TASKS TO CARRY OUT:
**a.** Check (i), (ii) and (iii) against the passage on graph convolution for traffic data. Answer yes or no for each and quote the words of the passage that decide it.
(i) The predefined graph reflects dynamic correlation between nodes.
(ii) The static graph and the dynamic graph are combined in graph representation learning.
(iii) The dynamic graph diffusion convolution considers traffic flow influence in only one direction.
**b.** Carry on the passage on graph convolution for traffic data, starting after its last line.

EXTRACT TO READ:
___

The Predefined graph reflects the stationary correlation between each node. Instead, a dynamic graph is changed with time to reflect the dynamic spatial correlation among traffic data. We combine the static graph and the dynamic graph in graph representation learning to detect hidden spatial dependency. The bidirectional diffusion convolution is embedded into graph convolution in graph representation learning. Especially, in the part of dynamic graph diffusion convolution, we consider the two-direction traffic flow influence in a dynamic graph at the same time.

$$ \begin{array}{@{}rcl@{}} g_{\theta}\star G(x)&=&\sum\limits_{k=0}^{K}\theta_{k,f}{P_{f}^{k}}x+\theta_{k,b}{P_{b}^{k}}x+\theta_{k,df}\tilde{DA}_{f}^{t,k}x\\ &&+\theta_{k,db}\tilde{DA}_{b}^{t,k}x, \\ \tilde{DA}^{t}_{f}&=&\tilde{DA}^{t}/\sum\limits_{j}(\tilde{DA}^{t}_{ij}), \\ {\tilde{DA}^{t}_{b}}&=&(\tilde{DA}^{t})^{T}/\sum\limits_{j}({(\tilde{{{DA}^{t}})^{T}}_{ij}}), \\ \tilde{DA}^{t}&=&DA^{t}+I \end{array} $$
(9)

___

PROVIDED INFORMATION:

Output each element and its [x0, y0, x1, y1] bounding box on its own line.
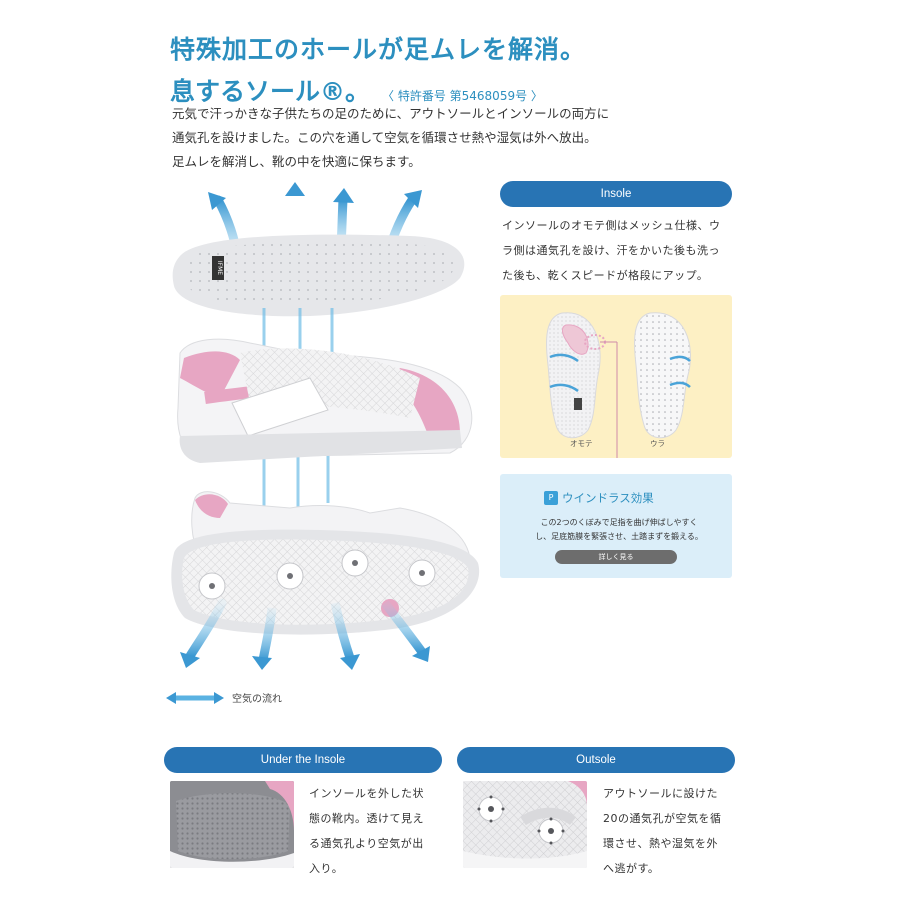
intro-paragraph: 元気で汗っかきな子供たちの足のために、アウトソールとインソールの両方に 通気孔を… — [172, 102, 652, 174]
intro-line: 通気孔を設けました。この穴を通して空気を循環させ熱や湿気は外へ放出。 — [172, 130, 597, 145]
outsole-description: アウトソールに設けた 20の通気孔が空気を循 環させ、熱や湿気を外 へ逃がす。 — [603, 781, 733, 881]
air-flow-legend: 空気の流れ — [166, 690, 282, 705]
headline: 特殊加工のホールが足ムレを解消。 息するソール®。 〈 特許番号 第546805… — [170, 30, 586, 108]
intro-line: 足ムレを解消し、靴の中を快適に保ちます。 — [172, 154, 421, 169]
headline-line-1: 特殊加工のホールが足ムレを解消。 — [170, 35, 587, 64]
insole-description-line: た後も、乾くスピードが格段にアップ。 — [502, 269, 709, 282]
details-button[interactable]: 詳しく見る — [555, 550, 677, 564]
under-insole-line: 入り。 — [309, 862, 344, 875]
caption-front: オモテ — [570, 439, 593, 448]
outsole-closeup-illustration — [463, 781, 587, 868]
windlass-badge-icon: P — [544, 491, 558, 505]
under-insole-line: る通気孔より空気が出 — [309, 837, 424, 850]
headline-product-name: 息するソール®。 — [170, 77, 371, 106]
outsole-line: へ逃がす。 — [603, 862, 660, 875]
insole-front-back-panel: オモテ ウラ — [500, 295, 732, 458]
insole-front-back-illustration — [546, 312, 691, 458]
outsole-section-title: Outsole — [457, 747, 735, 773]
shoe-exploded-illustration: IFME — [171, 182, 480, 670]
under-insole-line: インソールを外した状 — [309, 787, 424, 800]
insole-logo: IFME — [216, 261, 223, 275]
windlass-title: ウインドラス効果 — [562, 491, 654, 505]
insole-illustration: IFME — [172, 234, 465, 317]
shoe-upper-illustration — [177, 338, 473, 463]
double-arrow-icon — [166, 691, 224, 704]
caption-back: ウラ — [650, 439, 665, 448]
windlass-title-row: P ウインドラス効果 — [544, 490, 654, 506]
insole-description-line: インソールのオモテ側はメッシュ仕様、ウ — [502, 219, 721, 232]
intro-line: 元気で汗っかきな子供たちの足のために、アウトソールとインソールの両方に — [172, 106, 610, 121]
insole-section-title: Insole — [500, 181, 732, 207]
headline-line-2: 息するソール®。 〈 特許番号 第5468059号 〉 — [170, 72, 586, 108]
shoe-interior-illustration — [170, 781, 294, 868]
insole-description: インソールのオモテ側はメッシュ仕様、ウ ラ側は通気孔を設け、汗をかいた後も洗っ … — [502, 213, 734, 288]
windlass-description: この2つのくぼみで足指を曲げ伸ばしやすく し、足底筋膜を緊張させ、土踏まずを鍛え… — [514, 516, 724, 544]
windlass-description-line: し、足底筋膜を緊張させ、土踏まずを鍛える。 — [535, 532, 703, 541]
windlass-effect-panel: P ウインドラス効果 この2つのくぼみで足指を曲げ伸ばしやすく し、足底筋膜を緊… — [500, 474, 732, 578]
under-insole-section-title: Under the Insole — [164, 747, 442, 773]
under-insole-description: インソールを外した状 態の靴内。透けて見え る通気孔より空気が出 入り。 — [309, 781, 437, 881]
under-insole-photo — [170, 781, 294, 868]
legend-label: 空気の流れ — [232, 694, 282, 705]
outsole-line: 20の通気孔が空気を循 — [603, 812, 722, 825]
insole-description-line: ラ側は通気孔を設け、汗をかいた後も洗っ — [502, 244, 720, 257]
outsole-illustration — [171, 491, 480, 635]
patent-number: 〈 特許番号 第5468059号 〉 — [382, 89, 543, 103]
outsole-line: アウトソールに設けた — [603, 787, 718, 800]
outsole-photo — [463, 781, 587, 868]
air-flow-down-arrows — [180, 598, 430, 670]
under-insole-line: 態の靴内。透けて見え — [309, 812, 424, 825]
windlass-description-line: この2つのくぼみで足指を曲げ伸ばしやすく — [540, 518, 698, 527]
outsole-line: 環させ、熱や湿気を外 — [603, 837, 718, 850]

___

THE REPLIES:
**a.**
(i) No: "The Predefined graph reflects the stationary correlation between each node."
(ii) Yes: "We combine the static graph and the dynamic graph in graph representation learning to detect hidden spatial dependency."
(iii) No: "we consider the two-direction traffic flow influence in a dynamic graph at the same time."

**b.**
where \(\tilde {DA}_{f}^{t}\) represents dynamic forward transition matrix. \(\tilde {DA}_{b}^{t}\) represents dynamic backward transition matrix. 𝜃k,f, 𝜃k,b, 𝜃k,df, 𝜃k,db are learnable parameters.

3.3 Temporal dependency module

We utilize the RNN-based model to capture temporal dependency. Gated Recurrent Units (GRU) with fewer parameters can effectively tackle gradient vanishing and capture long time series. To capture spatial and temporal correlation simultaneously, we replace matrix multiplications in GRU with the dynamic diffusion convolution and name it Graph Convolution Recurrent Unit (GCRU).

$$ \begin{array}{@{}rcl@{}} u^{(t)}&=&\sigma({\Theta}_{u\star G}(X_{t}||H_{t-1})),\\ r^{(t)}&=&\sigma({\Theta}_{r\star G}(X_{t}||H_{t-1})),\\ C^{(t)}&=&tanh({\Theta}_{C\star G}(X_{t}||(r^{(t)}\odot H_{t-1}))),\\ H_{t}&=&u^{(t)}\odot H_{t-1}+(1-u^{(t)})\odot C^{(t)} \end{array} $$
(10)

Where Xt denotes the traffic signal at time t, Ht− 1 denotes the output from GCRU at time t − 1. r(t), u(t) are reset gate and update gate at time t. ⋆ G denotes the dynamic diffusion convolution which is defined in Fig. 9. Θr, Θu, Θh are learned parameters for the diffusion convolution layer. σ(⋅) is the activation function.

To further explore global temporal dependency more effectively, STGNN [3] employs transformer [41] to learn the long-term temporal dependency. Inspired by it, we improve the transformer architecture with rezero [25] to enhance the capacity of model to handle the long-term series.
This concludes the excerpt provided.